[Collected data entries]
-- begin --

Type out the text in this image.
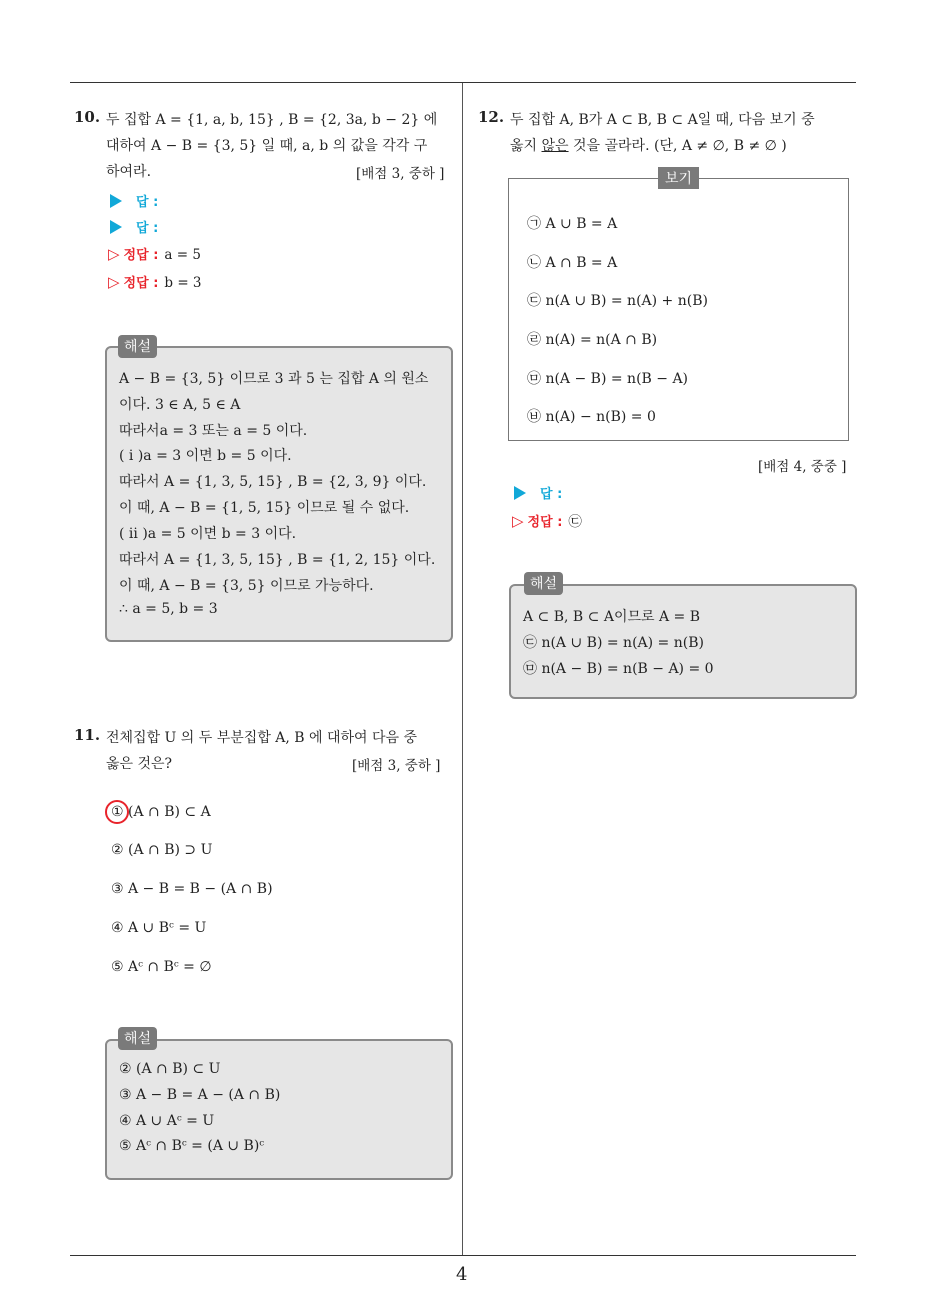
4
10. 두 집합 A = {1, a, b, 15} , B = {2, 3a, b − 2} 에
대하여 A − B = {3, 5} 일 때, a, b 의 값을 각각 구
하여라.	[배점 3, 중하 ]
답 :
답 :
▷ 정답 : a = 5
▷ 정답 : b = 3
A − B = {3, 5} 이므로 3 과 5 는 집합 A 의 원소
이다. 3 ∈ A, 5 ∈ A
따라서a = 3 또는 a = 5 이다.
( i )a = 3 이면 b = 5 이다.
따라서 A = {1, 3, 5, 15} , B = {2, 3, 9} 이다.
이 때, A − B = {1, 5, 15} 이므로 될 수 없다.
( ii )a = 5 이면 b = 3 이다.
따라서 A = {1, 3, 5, 15} , B = {1, 2, 15} 이다.
이 때, A − B = {3, 5} 이므로 가능하다.
∴ a = 5, b = 3
해설
11. 전체집합 U 의 두 부분집합 A, B 에 대하여 다음 중
옳은 것은?	[배점 3, 중하 ]
① (A ∩ B) ⊂ A
② (A ∩ B) ⊃ U
③ A − B = B − (A ∩ B)
④ A ∪ Bᶜ = U
⑤ Aᶜ ∩ Bᶜ = ∅
② (A ∩ B) ⊂ U
③ A − B = A − (A ∩ B)
④ A ∪ Aᶜ = U
⑤ Aᶜ ∩ Bᶜ = (A ∪ B)ᶜ
해설
12. 두 집합 A, B가 A ⊂ B, B ⊂ A일 때, 다음 보기 중
옳지 않은 것을 골라라. (단, A ≠ ∅, B ≠ ∅ )
㉠ A ∪ B = A
㉡ A ∩ B = A
㉢ n(A ∪ B) = n(A) + n(B)
㉣ n(A) = n(A ∩ B)
㉤ n(A − B) = n(B − A)
㉥ n(A) − n(B) = 0
보기
[배점 4, 중중 ]
답 :
▷ 정답 : ㉢
A ⊂ B, B ⊂ A이므로 A = B
㉢ n(A ∪ B) = n(A) = n(B)
㉤ n(A − B) = n(B − A) = 0
해설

-- end --

Give an exact copy of the material, leaving out every picture.

Type out the text in this image.
4
10. 두 집합 A = {1, a, b, 15} , B = {2, 3a, b − 2} 에
대하여 A − B = {3, 5} 일 때, a, b 의 값을 각각 구
하여라.	[배점 3, 중하 ]
답 :
답 :
▷ 정답 : a = 5
▷ 정답 : b = 3
A − B = {3, 5} 이므로 3 과 5 는 집합 A 의 원소
이다. 3 ∈ A, 5 ∈ A
따라서a = 3 또는 a = 5 이다.
( i )a = 3 이면 b = 5 이다.
따라서 A = {1, 3, 5, 15} , B = {2, 3, 9} 이다.
이 때, A − B = {1, 5, 15} 이므로 될 수 없다.
( ii )a = 5 이면 b = 3 이다.
따라서 A = {1, 3, 5, 15} , B = {1, 2, 15} 이다.
이 때, A − B = {3, 5} 이므로 가능하다.
∴ a = 5, b = 3
해설
11. 전체집합 U 의 두 부분집합 A, B 에 대하여 다음 중
옳은 것은?	[배점 3, 중하 ]
① (A ∩ B) ⊂ A
② (A ∩ B) ⊃ U
③ A − B = B − (A ∩ B)
④ A ∪ Bᶜ = U
⑤ Aᶜ ∩ Bᶜ = ∅
② (A ∩ B) ⊂ U
③ A − B = A − (A ∩ B)
④ A ∪ Aᶜ = U
⑤ Aᶜ ∩ Bᶜ = (A ∪ B)ᶜ
해설
12. 두 집합 A, B가 A ⊂ B, B ⊂ A일 때, 다음 보기 중
옳지 않은 것을 골라라. (단, A ≠ ∅, B ≠ ∅ )
㉠ A ∪ B = A
㉡ A ∩ B = A
㉢ n(A ∪ B) = n(A) + n(B)
㉣ n(A) = n(A ∩ B)
㉤ n(A − B) = n(B − A)
㉥ n(A) − n(B) = 0
보기
[배점 4, 중중 ]
답 :
▷ 정답 : ㉢
A ⊂ B, B ⊂ A이므로 A = B
㉢ n(A ∪ B) = n(A) = n(B)
㉤ n(A − B) = n(B − A) = 0
해설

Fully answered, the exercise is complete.